-- Request --
Each entry must be given again exactly; images do not belong in the copy.

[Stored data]
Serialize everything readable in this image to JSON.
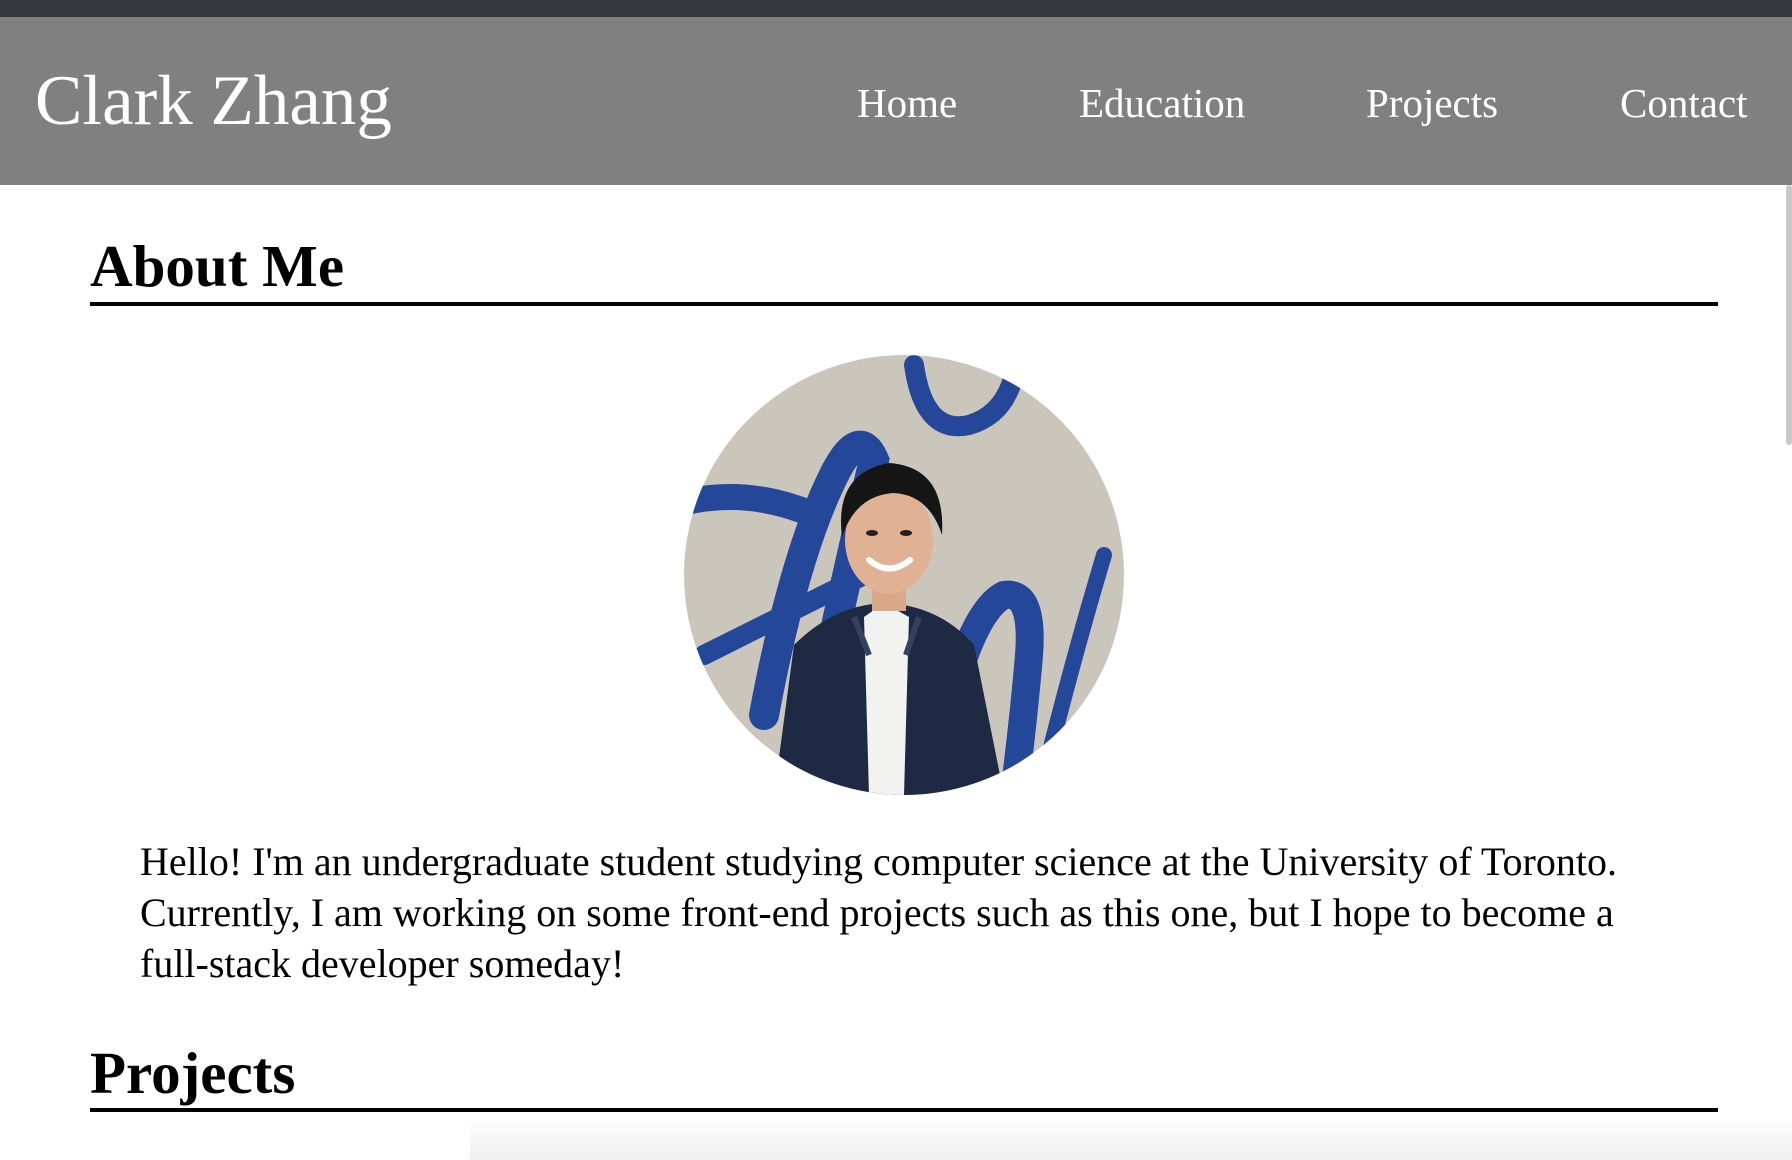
{
  "header": {
    "brand": "Clark Zhang",
    "nav": [
      {
        "label": "Home"
      },
      {
        "label": "Education"
      },
      {
        "label": "Projects"
      },
      {
        "label": "Contact"
      }
    ]
  },
  "about": {
    "heading": "About Me",
    "photo_icon": "profile-photo",
    "bio": "Hello! I'm an undergraduate student studying computer science at the University of Toronto. Currently, I am working on some front-end projects such as this one, but I hope to become a full-stack developer someday!"
  },
  "projects": {
    "heading": "Projects"
  },
  "colors": {
    "top_strip": "#36373c",
    "navbar": "#808080",
    "nav_text": "#ffffff",
    "heading": "#000000",
    "rule": "#000000"
  }
}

-- Right answer --
Serialize everything readable in this image to JSON.
{
  "header": {
    "brand": "Clark Zhang",
    "nav": [
      {
        "label": "Home"
      },
      {
        "label": "Education"
      },
      {
        "label": "Projects"
      },
      {
        "label": "Contact"
      }
    ]
  },
  "about": {
    "heading": "About Me",
    "photo_icon": "profile-photo",
    "bio": "Hello! I'm an undergraduate student studying computer science at the University of Toronto. Currently, I am working on some front-end projects such as this one, but I hope to become a full-stack developer someday!"
  },
  "projects": {
    "heading": "Projects"
  },
  "colors": {
    "top_strip": "#36373c",
    "navbar": "#808080",
    "nav_text": "#ffffff",
    "heading": "#000000",
    "rule": "#000000"
  }
}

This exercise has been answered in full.